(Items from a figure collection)

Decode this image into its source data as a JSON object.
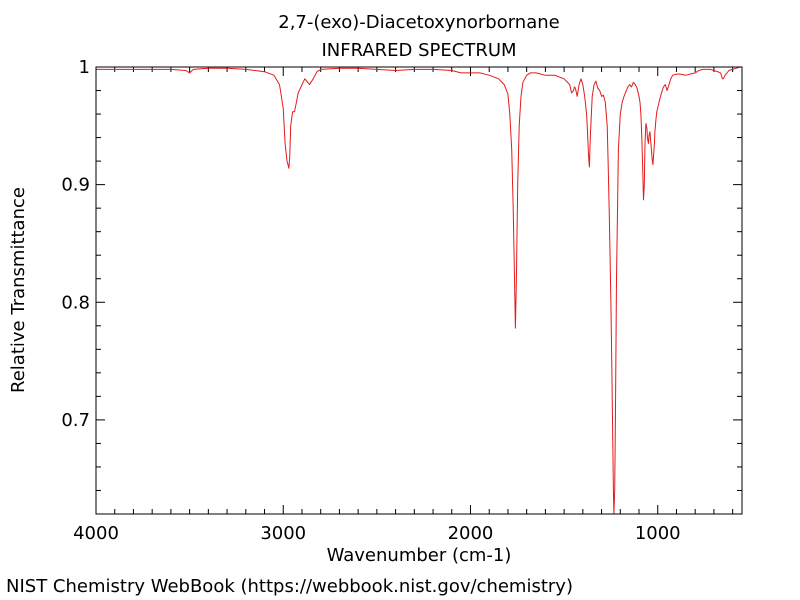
{
  "chart_data": {
    "type": "line",
    "title": "2,7-(exo)-Diacetoxynorbornane",
    "subtitle": "INFRARED SPECTRUM",
    "xlabel": "Wavenumber (cm-1)",
    "ylabel": "Relative Transmittance",
    "xlim": [
      4000,
      550
    ],
    "ylim": [
      0.62,
      1.0
    ],
    "x_ticks": [
      4000,
      3000,
      2000,
      1000
    ],
    "x_tick_labels": [
      "4000",
      "3000",
      "2000",
      "1000"
    ],
    "y_ticks": [
      0.7,
      0.8,
      0.9,
      1.0
    ],
    "y_tick_labels": [
      "0.7",
      "0.8",
      "0.9",
      "1"
    ],
    "grid": false,
    "line_color": "#e31a1c",
    "series": [
      {
        "x": [
          4000,
          3900,
          3800,
          3700,
          3600,
          3520,
          3500,
          3480,
          3400,
          3300,
          3200,
          3100,
          3050,
          3020,
          3000,
          2990,
          2980,
          2970,
          2965,
          2960,
          2950,
          2940,
          2930,
          2920,
          2900,
          2885,
          2875,
          2860,
          2840,
          2820,
          2800,
          2700,
          2600,
          2500,
          2400,
          2300,
          2200,
          2100,
          2050,
          2000,
          1950,
          1900,
          1850,
          1820,
          1800,
          1790,
          1780,
          1772,
          1765,
          1760,
          1755,
          1748,
          1740,
          1730,
          1720,
          1700,
          1680,
          1650,
          1600,
          1550,
          1500,
          1470,
          1460,
          1450,
          1445,
          1440,
          1430,
          1420,
          1410,
          1400,
          1390,
          1380,
          1375,
          1370,
          1365,
          1360,
          1350,
          1340,
          1330,
          1320,
          1310,
          1300,
          1290,
          1280,
          1270,
          1265,
          1258,
          1250,
          1245,
          1240,
          1237,
          1234,
          1230,
          1226,
          1220,
          1210,
          1200,
          1190,
          1180,
          1170,
          1160,
          1150,
          1140,
          1130,
          1120,
          1110,
          1100,
          1095,
          1090,
          1085,
          1080,
          1076,
          1072,
          1068,
          1063,
          1058,
          1055,
          1050,
          1046,
          1042,
          1038,
          1034,
          1030,
          1026,
          1022,
          1018,
          1015,
          1010,
          1005,
          1000,
          990,
          980,
          970,
          960,
          950,
          940,
          930,
          920,
          900,
          880,
          850,
          800,
          780,
          760,
          740,
          720,
          700,
          680,
          665,
          660,
          655,
          650,
          640,
          630,
          620,
          600,
          580,
          560,
          550
        ],
        "y": [
          0.998,
          0.998,
          0.998,
          0.998,
          0.998,
          0.997,
          0.995,
          0.998,
          0.999,
          0.999,
          0.998,
          0.996,
          0.993,
          0.985,
          0.965,
          0.935,
          0.92,
          0.914,
          0.925,
          0.95,
          0.962,
          0.962,
          0.97,
          0.978,
          0.985,
          0.99,
          0.988,
          0.985,
          0.99,
          0.996,
          0.998,
          0.999,
          0.999,
          0.998,
          0.997,
          0.998,
          0.998,
          0.997,
          0.995,
          0.995,
          0.995,
          0.993,
          0.99,
          0.985,
          0.977,
          0.96,
          0.93,
          0.88,
          0.82,
          0.778,
          0.82,
          0.9,
          0.95,
          0.975,
          0.987,
          0.993,
          0.995,
          0.995,
          0.993,
          0.993,
          0.99,
          0.985,
          0.978,
          0.98,
          0.983,
          0.982,
          0.975,
          0.985,
          0.99,
          0.985,
          0.975,
          0.96,
          0.945,
          0.925,
          0.915,
          0.94,
          0.975,
          0.985,
          0.988,
          0.982,
          0.98,
          0.975,
          0.976,
          0.97,
          0.95,
          0.92,
          0.87,
          0.8,
          0.74,
          0.68,
          0.64,
          0.615,
          0.64,
          0.7,
          0.82,
          0.93,
          0.96,
          0.97,
          0.975,
          0.979,
          0.983,
          0.985,
          0.983,
          0.987,
          0.985,
          0.982,
          0.975,
          0.97,
          0.96,
          0.94,
          0.91,
          0.887,
          0.9,
          0.935,
          0.952,
          0.948,
          0.94,
          0.935,
          0.942,
          0.945,
          0.938,
          0.93,
          0.922,
          0.917,
          0.925,
          0.935,
          0.945,
          0.955,
          0.962,
          0.965,
          0.972,
          0.978,
          0.983,
          0.985,
          0.98,
          0.985,
          0.99,
          0.993,
          0.994,
          0.994,
          0.993,
          0.995,
          0.997,
          0.998,
          0.998,
          0.998,
          0.997,
          0.996,
          0.995,
          0.993,
          0.99,
          0.99,
          0.993,
          0.995,
          0.997,
          0.998,
          0.999,
          1.0,
          1.0
        ]
      }
    ]
  },
  "footer": {
    "credit": "NIST Chemistry WebBook (https://webbook.nist.gov/chemistry)"
  }
}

Directions for this task
Transcribe every entry word for word, but omit the pictures.

Response to this exercise
Decode this image into its source data as a JSON object.
{
  "chart_data": {
    "type": "line",
    "title": "2,7-(exo)-Diacetoxynorbornane",
    "subtitle": "INFRARED SPECTRUM",
    "xlabel": "Wavenumber (cm-1)",
    "ylabel": "Relative Transmittance",
    "xlim": [
      4000,
      550
    ],
    "ylim": [
      0.62,
      1.0
    ],
    "x_ticks": [
      4000,
      3000,
      2000,
      1000
    ],
    "x_tick_labels": [
      "4000",
      "3000",
      "2000",
      "1000"
    ],
    "y_ticks": [
      0.7,
      0.8,
      0.9,
      1.0
    ],
    "y_tick_labels": [
      "0.7",
      "0.8",
      "0.9",
      "1"
    ],
    "grid": false,
    "line_color": "#e31a1c",
    "series": [
      {
        "x": [
          4000,
          3900,
          3800,
          3700,
          3600,
          3520,
          3500,
          3480,
          3400,
          3300,
          3200,
          3100,
          3050,
          3020,
          3000,
          2990,
          2980,
          2970,
          2965,
          2960,
          2950,
          2940,
          2930,
          2920,
          2900,
          2885,
          2875,
          2860,
          2840,
          2820,
          2800,
          2700,
          2600,
          2500,
          2400,
          2300,
          2200,
          2100,
          2050,
          2000,
          1950,
          1900,
          1850,
          1820,
          1800,
          1790,
          1780,
          1772,
          1765,
          1760,
          1755,
          1748,
          1740,
          1730,
          1720,
          1700,
          1680,
          1650,
          1600,
          1550,
          1500,
          1470,
          1460,
          1450,
          1445,
          1440,
          1430,
          1420,
          1410,
          1400,
          1390,
          1380,
          1375,
          1370,
          1365,
          1360,
          1350,
          1340,
          1330,
          1320,
          1310,
          1300,
          1290,
          1280,
          1270,
          1265,
          1258,
          1250,
          1245,
          1240,
          1237,
          1234,
          1230,
          1226,
          1220,
          1210,
          1200,
          1190,
          1180,
          1170,
          1160,
          1150,
          1140,
          1130,
          1120,
          1110,
          1100,
          1095,
          1090,
          1085,
          1080,
          1076,
          1072,
          1068,
          1063,
          1058,
          1055,
          1050,
          1046,
          1042,
          1038,
          1034,
          1030,
          1026,
          1022,
          1018,
          1015,
          1010,
          1005,
          1000,
          990,
          980,
          970,
          960,
          950,
          940,
          930,
          920,
          900,
          880,
          850,
          800,
          780,
          760,
          740,
          720,
          700,
          680,
          665,
          660,
          655,
          650,
          640,
          630,
          620,
          600,
          580,
          560,
          550
        ],
        "y": [
          0.998,
          0.998,
          0.998,
          0.998,
          0.998,
          0.997,
          0.995,
          0.998,
          0.999,
          0.999,
          0.998,
          0.996,
          0.993,
          0.985,
          0.965,
          0.935,
          0.92,
          0.914,
          0.925,
          0.95,
          0.962,
          0.962,
          0.97,
          0.978,
          0.985,
          0.99,
          0.988,
          0.985,
          0.99,
          0.996,
          0.998,
          0.999,
          0.999,
          0.998,
          0.997,
          0.998,
          0.998,
          0.997,
          0.995,
          0.995,
          0.995,
          0.993,
          0.99,
          0.985,
          0.977,
          0.96,
          0.93,
          0.88,
          0.82,
          0.778,
          0.82,
          0.9,
          0.95,
          0.975,
          0.987,
          0.993,
          0.995,
          0.995,
          0.993,
          0.993,
          0.99,
          0.985,
          0.978,
          0.98,
          0.983,
          0.982,
          0.975,
          0.985,
          0.99,
          0.985,
          0.975,
          0.96,
          0.945,
          0.925,
          0.915,
          0.94,
          0.975,
          0.985,
          0.988,
          0.982,
          0.98,
          0.975,
          0.976,
          0.97,
          0.95,
          0.92,
          0.87,
          0.8,
          0.74,
          0.68,
          0.64,
          0.615,
          0.64,
          0.7,
          0.82,
          0.93,
          0.96,
          0.97,
          0.975,
          0.979,
          0.983,
          0.985,
          0.983,
          0.987,
          0.985,
          0.982,
          0.975,
          0.97,
          0.96,
          0.94,
          0.91,
          0.887,
          0.9,
          0.935,
          0.952,
          0.948,
          0.94,
          0.935,
          0.942,
          0.945,
          0.938,
          0.93,
          0.922,
          0.917,
          0.925,
          0.935,
          0.945,
          0.955,
          0.962,
          0.965,
          0.972,
          0.978,
          0.983,
          0.985,
          0.98,
          0.985,
          0.99,
          0.993,
          0.994,
          0.994,
          0.993,
          0.995,
          0.997,
          0.998,
          0.998,
          0.998,
          0.997,
          0.996,
          0.995,
          0.993,
          0.99,
          0.99,
          0.993,
          0.995,
          0.997,
          0.998,
          0.999,
          1.0,
          1.0
        ]
      }
    ]
  },
  "footer": {
    "credit": "NIST Chemistry WebBook (https://webbook.nist.gov/chemistry)"
  }
}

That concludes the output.